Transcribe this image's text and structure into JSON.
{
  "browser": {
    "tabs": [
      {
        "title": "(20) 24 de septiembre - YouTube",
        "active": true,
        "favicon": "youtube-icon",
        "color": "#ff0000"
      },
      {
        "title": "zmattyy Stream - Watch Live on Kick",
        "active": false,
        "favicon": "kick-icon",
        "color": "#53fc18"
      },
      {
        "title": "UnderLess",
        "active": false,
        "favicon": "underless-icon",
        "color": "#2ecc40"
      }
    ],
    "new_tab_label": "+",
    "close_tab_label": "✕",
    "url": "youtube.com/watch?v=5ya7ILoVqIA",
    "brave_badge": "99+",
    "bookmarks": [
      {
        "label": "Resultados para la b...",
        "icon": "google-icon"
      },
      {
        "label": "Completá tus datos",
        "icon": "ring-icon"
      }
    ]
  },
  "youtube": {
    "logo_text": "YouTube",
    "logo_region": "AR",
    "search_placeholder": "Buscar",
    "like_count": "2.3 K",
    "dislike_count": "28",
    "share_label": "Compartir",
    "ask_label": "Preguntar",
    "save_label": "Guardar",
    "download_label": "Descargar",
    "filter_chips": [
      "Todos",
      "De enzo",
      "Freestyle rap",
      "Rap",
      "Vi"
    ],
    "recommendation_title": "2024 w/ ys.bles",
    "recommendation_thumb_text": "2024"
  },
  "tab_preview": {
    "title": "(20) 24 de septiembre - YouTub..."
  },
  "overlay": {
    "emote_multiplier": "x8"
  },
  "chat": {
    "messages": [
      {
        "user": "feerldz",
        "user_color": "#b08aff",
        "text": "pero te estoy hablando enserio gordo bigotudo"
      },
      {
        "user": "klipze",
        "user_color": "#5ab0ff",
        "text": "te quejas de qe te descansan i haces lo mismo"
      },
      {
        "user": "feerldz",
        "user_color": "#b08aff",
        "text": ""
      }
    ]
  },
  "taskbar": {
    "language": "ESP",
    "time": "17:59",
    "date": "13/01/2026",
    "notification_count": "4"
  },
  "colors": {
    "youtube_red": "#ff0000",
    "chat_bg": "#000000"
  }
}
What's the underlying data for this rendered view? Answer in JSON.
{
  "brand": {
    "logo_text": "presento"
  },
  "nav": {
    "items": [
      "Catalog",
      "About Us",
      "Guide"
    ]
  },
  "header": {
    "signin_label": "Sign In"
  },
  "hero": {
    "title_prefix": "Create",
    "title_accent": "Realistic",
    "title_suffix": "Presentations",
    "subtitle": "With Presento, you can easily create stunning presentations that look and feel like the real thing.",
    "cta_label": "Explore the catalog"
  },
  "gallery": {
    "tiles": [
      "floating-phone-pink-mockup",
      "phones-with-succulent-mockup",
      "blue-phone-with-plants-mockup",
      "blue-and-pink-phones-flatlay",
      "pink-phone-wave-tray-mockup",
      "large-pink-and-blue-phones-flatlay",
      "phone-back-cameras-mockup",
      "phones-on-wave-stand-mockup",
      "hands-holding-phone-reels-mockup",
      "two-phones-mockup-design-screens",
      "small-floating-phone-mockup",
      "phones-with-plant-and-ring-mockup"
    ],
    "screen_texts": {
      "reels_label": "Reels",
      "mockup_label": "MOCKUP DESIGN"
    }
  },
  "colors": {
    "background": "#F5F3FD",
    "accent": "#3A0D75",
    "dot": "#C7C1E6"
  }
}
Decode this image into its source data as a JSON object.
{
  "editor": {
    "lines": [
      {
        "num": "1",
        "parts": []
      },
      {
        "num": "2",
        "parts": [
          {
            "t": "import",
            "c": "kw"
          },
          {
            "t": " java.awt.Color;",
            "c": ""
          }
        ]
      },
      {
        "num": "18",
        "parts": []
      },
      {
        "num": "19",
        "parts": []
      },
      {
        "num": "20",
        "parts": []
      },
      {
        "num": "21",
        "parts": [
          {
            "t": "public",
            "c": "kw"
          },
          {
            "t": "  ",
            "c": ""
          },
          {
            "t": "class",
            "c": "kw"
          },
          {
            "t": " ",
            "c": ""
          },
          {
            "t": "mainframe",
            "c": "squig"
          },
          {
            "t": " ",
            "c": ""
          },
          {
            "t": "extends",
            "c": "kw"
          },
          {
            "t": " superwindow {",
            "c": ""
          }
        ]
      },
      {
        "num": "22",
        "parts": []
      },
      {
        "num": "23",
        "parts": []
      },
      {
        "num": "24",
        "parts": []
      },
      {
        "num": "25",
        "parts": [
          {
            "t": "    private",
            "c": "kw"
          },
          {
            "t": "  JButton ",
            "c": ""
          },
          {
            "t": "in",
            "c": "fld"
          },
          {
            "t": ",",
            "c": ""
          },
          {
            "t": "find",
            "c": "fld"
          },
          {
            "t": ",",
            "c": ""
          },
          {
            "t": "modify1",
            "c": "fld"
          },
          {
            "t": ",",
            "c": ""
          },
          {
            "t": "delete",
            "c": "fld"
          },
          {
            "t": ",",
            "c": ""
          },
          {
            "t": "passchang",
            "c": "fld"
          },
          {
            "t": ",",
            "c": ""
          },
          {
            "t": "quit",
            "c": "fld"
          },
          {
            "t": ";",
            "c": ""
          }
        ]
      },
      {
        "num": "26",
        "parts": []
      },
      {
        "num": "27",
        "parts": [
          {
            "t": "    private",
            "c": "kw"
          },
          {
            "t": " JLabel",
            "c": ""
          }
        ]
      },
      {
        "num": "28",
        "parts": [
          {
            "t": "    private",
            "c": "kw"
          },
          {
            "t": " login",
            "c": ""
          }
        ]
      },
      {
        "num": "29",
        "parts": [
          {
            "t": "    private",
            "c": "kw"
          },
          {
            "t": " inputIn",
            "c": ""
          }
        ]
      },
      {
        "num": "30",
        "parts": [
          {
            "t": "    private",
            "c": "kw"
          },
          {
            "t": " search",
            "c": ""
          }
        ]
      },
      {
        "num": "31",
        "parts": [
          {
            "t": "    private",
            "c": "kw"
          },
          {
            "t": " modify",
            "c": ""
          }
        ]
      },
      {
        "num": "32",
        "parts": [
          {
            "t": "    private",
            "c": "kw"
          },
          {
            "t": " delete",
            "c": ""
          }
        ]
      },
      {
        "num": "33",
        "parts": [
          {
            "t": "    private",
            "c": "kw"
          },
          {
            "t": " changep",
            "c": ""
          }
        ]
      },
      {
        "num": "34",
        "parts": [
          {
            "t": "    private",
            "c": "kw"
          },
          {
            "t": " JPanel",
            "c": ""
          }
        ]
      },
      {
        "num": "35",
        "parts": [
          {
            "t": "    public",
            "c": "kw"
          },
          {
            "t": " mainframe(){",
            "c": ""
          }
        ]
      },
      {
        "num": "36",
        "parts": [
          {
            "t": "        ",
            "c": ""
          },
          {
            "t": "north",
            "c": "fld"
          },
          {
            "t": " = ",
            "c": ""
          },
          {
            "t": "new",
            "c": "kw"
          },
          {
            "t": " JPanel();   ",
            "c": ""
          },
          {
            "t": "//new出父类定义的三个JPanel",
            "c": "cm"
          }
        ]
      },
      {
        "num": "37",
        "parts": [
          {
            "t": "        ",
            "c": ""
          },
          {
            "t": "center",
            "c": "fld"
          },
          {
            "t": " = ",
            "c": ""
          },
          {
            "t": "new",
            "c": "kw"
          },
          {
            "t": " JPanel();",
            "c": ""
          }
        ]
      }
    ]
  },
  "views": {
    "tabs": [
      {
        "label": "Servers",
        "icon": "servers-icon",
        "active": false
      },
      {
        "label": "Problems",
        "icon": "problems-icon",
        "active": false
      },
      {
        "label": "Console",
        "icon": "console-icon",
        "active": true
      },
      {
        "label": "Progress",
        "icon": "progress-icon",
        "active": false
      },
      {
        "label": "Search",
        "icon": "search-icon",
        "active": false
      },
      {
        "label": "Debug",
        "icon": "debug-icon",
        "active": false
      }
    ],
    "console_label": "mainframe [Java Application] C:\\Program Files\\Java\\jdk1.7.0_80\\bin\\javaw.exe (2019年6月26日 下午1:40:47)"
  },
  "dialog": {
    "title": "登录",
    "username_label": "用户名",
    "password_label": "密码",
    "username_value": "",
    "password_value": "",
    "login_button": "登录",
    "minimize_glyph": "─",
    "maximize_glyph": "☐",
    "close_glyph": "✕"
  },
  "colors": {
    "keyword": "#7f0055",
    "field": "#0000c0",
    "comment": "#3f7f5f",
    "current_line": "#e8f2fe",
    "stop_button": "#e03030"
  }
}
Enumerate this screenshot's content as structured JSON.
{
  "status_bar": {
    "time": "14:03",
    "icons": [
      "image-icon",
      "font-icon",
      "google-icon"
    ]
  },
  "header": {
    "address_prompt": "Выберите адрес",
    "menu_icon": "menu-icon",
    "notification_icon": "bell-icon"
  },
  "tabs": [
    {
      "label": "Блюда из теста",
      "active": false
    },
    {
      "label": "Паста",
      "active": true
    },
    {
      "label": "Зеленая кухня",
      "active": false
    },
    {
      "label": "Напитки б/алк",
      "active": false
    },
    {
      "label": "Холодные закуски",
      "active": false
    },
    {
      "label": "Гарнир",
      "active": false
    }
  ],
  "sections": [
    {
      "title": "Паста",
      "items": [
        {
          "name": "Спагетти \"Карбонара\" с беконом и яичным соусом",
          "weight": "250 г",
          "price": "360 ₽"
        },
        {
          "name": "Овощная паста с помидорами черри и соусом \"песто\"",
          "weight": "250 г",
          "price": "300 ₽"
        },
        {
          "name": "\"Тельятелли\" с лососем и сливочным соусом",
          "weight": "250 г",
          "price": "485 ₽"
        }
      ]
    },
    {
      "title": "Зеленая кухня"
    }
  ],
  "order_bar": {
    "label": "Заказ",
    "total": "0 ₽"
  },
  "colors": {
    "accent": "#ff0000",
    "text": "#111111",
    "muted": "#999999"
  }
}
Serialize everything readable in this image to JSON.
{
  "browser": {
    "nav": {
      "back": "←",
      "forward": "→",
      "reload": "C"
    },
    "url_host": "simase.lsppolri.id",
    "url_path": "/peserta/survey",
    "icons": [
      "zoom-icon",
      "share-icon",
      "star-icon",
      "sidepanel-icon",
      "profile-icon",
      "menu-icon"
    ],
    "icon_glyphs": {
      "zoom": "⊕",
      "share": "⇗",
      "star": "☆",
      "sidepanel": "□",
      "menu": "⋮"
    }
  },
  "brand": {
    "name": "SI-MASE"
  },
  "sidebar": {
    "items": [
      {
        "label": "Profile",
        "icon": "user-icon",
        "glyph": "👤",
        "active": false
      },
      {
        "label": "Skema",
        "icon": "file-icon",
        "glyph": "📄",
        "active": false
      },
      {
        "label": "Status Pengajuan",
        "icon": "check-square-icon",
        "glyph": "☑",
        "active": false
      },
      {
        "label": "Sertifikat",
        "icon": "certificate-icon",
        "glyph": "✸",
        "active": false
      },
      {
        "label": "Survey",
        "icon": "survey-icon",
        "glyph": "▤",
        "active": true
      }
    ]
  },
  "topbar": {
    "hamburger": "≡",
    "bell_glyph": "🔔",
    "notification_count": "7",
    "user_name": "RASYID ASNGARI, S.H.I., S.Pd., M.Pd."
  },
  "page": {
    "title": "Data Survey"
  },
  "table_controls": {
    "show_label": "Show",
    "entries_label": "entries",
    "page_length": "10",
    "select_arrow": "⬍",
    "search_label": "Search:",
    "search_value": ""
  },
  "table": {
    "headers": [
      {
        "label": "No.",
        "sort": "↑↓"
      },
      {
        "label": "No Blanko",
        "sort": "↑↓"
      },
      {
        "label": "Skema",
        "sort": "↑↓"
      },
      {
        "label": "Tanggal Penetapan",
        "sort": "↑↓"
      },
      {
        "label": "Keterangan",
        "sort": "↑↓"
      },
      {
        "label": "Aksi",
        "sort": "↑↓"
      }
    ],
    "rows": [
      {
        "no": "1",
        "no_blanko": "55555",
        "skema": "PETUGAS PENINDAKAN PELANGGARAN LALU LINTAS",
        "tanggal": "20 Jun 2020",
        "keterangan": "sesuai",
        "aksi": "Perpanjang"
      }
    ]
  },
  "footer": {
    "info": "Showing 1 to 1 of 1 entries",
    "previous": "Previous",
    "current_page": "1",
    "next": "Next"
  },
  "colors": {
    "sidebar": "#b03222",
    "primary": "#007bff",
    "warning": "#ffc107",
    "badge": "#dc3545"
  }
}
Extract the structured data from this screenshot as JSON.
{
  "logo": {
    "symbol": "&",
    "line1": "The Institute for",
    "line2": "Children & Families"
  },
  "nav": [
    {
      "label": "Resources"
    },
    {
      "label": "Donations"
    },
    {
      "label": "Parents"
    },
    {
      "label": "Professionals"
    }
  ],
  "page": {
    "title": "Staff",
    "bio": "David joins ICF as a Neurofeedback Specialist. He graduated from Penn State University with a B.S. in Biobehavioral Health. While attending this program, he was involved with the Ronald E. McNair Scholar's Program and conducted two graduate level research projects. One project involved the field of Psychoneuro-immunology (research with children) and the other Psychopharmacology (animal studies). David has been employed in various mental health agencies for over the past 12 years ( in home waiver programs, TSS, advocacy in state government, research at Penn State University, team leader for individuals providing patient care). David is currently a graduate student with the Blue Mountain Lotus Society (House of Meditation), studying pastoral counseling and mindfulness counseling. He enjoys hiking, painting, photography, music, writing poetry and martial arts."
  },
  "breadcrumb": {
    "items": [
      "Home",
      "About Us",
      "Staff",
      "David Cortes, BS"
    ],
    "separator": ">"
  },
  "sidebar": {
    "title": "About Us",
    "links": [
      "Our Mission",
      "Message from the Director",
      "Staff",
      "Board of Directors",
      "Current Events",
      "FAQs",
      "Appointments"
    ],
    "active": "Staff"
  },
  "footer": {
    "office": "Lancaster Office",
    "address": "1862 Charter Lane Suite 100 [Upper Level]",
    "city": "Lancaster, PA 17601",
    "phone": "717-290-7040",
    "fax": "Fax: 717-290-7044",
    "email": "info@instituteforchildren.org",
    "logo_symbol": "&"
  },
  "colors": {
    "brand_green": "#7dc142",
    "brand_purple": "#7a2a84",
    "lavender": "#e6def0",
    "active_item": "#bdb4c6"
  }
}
* * * * *
*Exercise details*
Give the count of lines holding the word "кухня", with no other words.

*Response below*
2